⟨

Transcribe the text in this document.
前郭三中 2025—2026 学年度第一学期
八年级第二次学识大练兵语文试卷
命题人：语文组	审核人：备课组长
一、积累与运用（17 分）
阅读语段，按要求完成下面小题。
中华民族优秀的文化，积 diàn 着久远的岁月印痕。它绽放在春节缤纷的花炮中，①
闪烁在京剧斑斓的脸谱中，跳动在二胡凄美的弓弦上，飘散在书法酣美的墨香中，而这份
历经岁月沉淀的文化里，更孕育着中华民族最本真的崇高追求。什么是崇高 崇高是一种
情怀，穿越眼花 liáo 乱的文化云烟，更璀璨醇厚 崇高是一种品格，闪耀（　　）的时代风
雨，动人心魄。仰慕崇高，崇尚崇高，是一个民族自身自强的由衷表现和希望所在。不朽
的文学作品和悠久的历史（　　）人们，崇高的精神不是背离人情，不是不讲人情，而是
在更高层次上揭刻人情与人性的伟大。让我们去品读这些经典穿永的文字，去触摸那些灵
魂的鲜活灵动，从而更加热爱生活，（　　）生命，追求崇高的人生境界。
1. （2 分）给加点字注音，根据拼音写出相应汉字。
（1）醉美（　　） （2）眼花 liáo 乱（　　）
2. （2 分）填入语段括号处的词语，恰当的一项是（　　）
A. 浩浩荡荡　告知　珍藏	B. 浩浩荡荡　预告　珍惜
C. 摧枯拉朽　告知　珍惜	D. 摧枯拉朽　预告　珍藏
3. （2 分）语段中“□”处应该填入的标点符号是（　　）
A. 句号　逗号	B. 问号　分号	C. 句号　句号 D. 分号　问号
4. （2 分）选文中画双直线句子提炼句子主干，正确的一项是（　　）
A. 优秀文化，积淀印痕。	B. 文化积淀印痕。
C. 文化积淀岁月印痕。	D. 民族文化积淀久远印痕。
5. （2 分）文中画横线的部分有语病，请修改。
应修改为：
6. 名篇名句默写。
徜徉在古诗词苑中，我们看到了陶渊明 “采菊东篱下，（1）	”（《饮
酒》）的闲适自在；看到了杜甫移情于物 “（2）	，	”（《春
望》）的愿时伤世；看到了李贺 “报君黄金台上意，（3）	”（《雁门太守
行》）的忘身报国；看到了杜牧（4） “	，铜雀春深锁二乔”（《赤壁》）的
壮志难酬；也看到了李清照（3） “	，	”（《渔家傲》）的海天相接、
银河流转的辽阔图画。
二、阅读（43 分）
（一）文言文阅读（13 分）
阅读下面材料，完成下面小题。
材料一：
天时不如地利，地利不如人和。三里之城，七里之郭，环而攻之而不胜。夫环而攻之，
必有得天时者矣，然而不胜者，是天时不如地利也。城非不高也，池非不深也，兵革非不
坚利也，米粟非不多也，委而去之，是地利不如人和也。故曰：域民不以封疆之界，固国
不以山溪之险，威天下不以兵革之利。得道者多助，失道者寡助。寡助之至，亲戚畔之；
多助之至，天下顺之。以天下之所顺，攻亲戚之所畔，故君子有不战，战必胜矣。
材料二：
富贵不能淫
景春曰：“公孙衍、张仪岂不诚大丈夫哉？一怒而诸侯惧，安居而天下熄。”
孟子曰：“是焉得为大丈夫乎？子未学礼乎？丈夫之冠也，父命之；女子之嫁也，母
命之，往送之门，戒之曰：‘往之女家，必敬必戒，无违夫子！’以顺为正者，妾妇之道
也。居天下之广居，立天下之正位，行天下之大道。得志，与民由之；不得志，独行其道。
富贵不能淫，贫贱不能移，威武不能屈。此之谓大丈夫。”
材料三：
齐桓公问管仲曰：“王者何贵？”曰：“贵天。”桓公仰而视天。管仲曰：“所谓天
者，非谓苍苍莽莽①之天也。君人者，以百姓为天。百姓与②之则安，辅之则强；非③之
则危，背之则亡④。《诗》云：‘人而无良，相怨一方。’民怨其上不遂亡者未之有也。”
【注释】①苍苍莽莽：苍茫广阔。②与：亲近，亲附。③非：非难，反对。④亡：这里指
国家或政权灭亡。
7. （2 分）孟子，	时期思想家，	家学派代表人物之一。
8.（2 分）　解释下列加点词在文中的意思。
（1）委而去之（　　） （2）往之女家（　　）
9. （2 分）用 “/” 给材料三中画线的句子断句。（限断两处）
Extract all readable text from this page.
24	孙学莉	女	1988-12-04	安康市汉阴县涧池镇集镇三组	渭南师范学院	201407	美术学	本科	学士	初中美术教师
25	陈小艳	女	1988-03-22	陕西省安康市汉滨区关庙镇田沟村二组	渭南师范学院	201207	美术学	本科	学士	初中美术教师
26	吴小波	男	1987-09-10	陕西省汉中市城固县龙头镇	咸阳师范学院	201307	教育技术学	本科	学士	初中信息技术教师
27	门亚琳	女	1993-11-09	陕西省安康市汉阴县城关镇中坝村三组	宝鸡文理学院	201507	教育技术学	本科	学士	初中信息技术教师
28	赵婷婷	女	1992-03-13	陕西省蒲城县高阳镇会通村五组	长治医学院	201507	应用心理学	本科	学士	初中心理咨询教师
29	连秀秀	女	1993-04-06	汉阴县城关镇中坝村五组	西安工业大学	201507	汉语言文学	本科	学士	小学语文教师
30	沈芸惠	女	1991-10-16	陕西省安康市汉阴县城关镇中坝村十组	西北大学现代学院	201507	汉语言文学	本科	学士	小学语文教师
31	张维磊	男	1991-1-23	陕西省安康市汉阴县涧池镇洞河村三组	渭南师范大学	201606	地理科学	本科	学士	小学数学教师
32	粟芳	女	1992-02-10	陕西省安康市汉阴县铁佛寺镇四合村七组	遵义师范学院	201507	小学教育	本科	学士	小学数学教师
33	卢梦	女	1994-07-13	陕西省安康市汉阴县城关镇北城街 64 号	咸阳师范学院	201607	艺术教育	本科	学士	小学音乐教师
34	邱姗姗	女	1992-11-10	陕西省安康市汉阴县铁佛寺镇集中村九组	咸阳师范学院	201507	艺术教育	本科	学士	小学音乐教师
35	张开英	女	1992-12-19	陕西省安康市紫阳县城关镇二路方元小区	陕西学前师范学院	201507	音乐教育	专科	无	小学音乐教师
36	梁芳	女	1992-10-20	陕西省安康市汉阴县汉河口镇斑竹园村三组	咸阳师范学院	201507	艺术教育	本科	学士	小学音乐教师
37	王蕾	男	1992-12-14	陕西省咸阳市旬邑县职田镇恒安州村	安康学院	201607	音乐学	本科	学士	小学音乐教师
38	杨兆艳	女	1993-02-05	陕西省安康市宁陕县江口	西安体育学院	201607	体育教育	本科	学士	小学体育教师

⟩

Goal: Take the line that contains "Extract all readable text from this page." and every line after it through the end of the listing above, and repeat them exactly.

Response for this exercise:
Extract all readable text from this page.
24	孙学莉	女	1988-12-04	安康市汉阴县涧池镇集镇三组	渭南师范学院	201407	美术学	本科	学士	初中美术教师
25	陈小艳	女	1988-03-22	陕西省安康市汉滨区关庙镇田沟村二组	渭南师范学院	201207	美术学	本科	学士	初中美术教师
26	吴小波	男	1987-09-10	陕西省汉中市城固县龙头镇	咸阳师范学院	201307	教育技术学	本科	学士	初中信息技术教师
27	门亚琳	女	1993-11-09	陕西省安康市汉阴县城关镇中坝村三组	宝鸡文理学院	201507	教育技术学	本科	学士	初中信息技术教师
28	赵婷婷	女	1992-03-13	陕西省蒲城县高阳镇会通村五组	长治医学院	201507	应用心理学	本科	学士	初中心理咨询教师
29	连秀秀	女	1993-04-06	汉阴县城关镇中坝村五组	西安工业大学	201507	汉语言文学	本科	学士	小学语文教师
30	沈芸惠	女	1991-10-16	陕西省安康市汉阴县城关镇中坝村十组	西北大学现代学院	201507	汉语言文学	本科	学士	小学语文教师
31	张维磊	男	1991-1-23	陕西省安康市汉阴县涧池镇洞河村三组	渭南师范大学	201606	地理科学	本科	学士	小学数学教师
32	粟芳	女	1992-02-10	陕西省安康市汉阴县铁佛寺镇四合村七组	遵义师范学院	201507	小学教育	本科	学士	小学数学教师
33	卢梦	女	1994-07-13	陕西省安康市汉阴县城关镇北城街 64 号	咸阳师范学院	201607	艺术教育	本科	学士	小学音乐教师
34	邱姗姗	女	1992-11-10	陕西省安康市汉阴县铁佛寺镇集中村九组	咸阳师范学院	201507	艺术教育	本科	学士	小学音乐教师
35	张开英	女	1992-12-19	陕西省安康市紫阳县城关镇二路方元小区	陕西学前师范学院	201507	音乐教育	专科	无	小学音乐教师
36	梁芳	女	1992-10-20	陕西省安康市汉阴县汉河口镇斑竹园村三组	咸阳师范学院	201507	艺术教育	本科	学士	小学音乐教师
37	王蕾	男	1992-12-14	陕西省咸阳市旬邑县职田镇恒安州村	安康学院	201607	音乐学	本科	学士	小学音乐教师
38	杨兆艳	女	1993-02-05	陕西省安康市宁陕县江口	西安体育学院	201607	体育教育	本科	学士	小学体育教师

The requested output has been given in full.